● What the task requires:
Return the whole listing, line for line, without the pictures in it.

# Start of Excerpted records

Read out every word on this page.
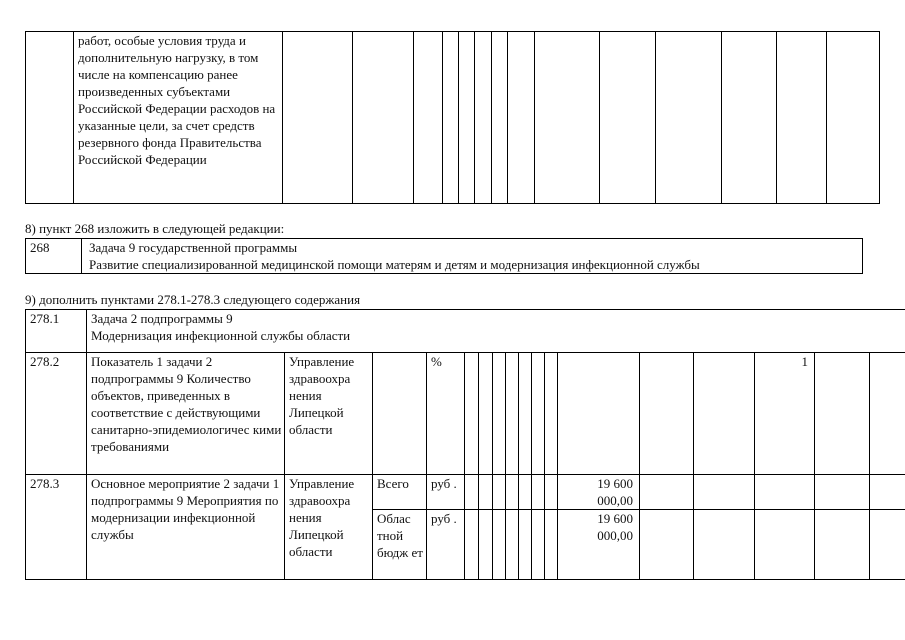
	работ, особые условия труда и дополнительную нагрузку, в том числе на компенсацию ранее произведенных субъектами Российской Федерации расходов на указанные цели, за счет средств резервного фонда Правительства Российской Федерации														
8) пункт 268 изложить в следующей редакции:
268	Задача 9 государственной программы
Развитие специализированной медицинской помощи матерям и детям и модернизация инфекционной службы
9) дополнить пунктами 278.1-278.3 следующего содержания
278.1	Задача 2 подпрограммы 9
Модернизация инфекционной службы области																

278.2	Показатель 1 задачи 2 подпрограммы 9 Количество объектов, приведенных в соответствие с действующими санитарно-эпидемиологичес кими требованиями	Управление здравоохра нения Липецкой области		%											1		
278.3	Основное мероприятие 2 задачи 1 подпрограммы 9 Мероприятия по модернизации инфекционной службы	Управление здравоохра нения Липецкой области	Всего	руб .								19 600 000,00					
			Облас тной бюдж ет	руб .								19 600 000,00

# End of Excerpted records

● Response:
Read out every word on this page.
	работ, особые условия труда и дополнительную нагрузку, в том числе на компенсацию ранее произведенных субъектами Российской Федерации расходов на указанные цели, за счет средств резервного фонда Правительства Российской Федерации														
8) пункт 268 изложить в следующей редакции:
268	Задача 9 государственной программы
Развитие специализированной медицинской помощи матерям и детям и модернизация инфекционной службы
9) дополнить пунктами 278.1-278.3 следующего содержания
278.1	Задача 2 подпрограммы 9
Модернизация инфекционной службы области																

278.2	Показатель 1 задачи 2 подпрограммы 9 Количество объектов, приведенных в соответствие с действующими санитарно-эпидемиологичес кими требованиями	Управление здравоохра нения Липецкой области		%											1		
278.3	Основное мероприятие 2 задачи 1 подпрограммы 9 Мероприятия по модернизации инфекционной службы	Управление здравоохра нения Липецкой области	Всего	руб .								19 600 000,00					
			Облас тной бюдж ет	руб .								19 600 000,00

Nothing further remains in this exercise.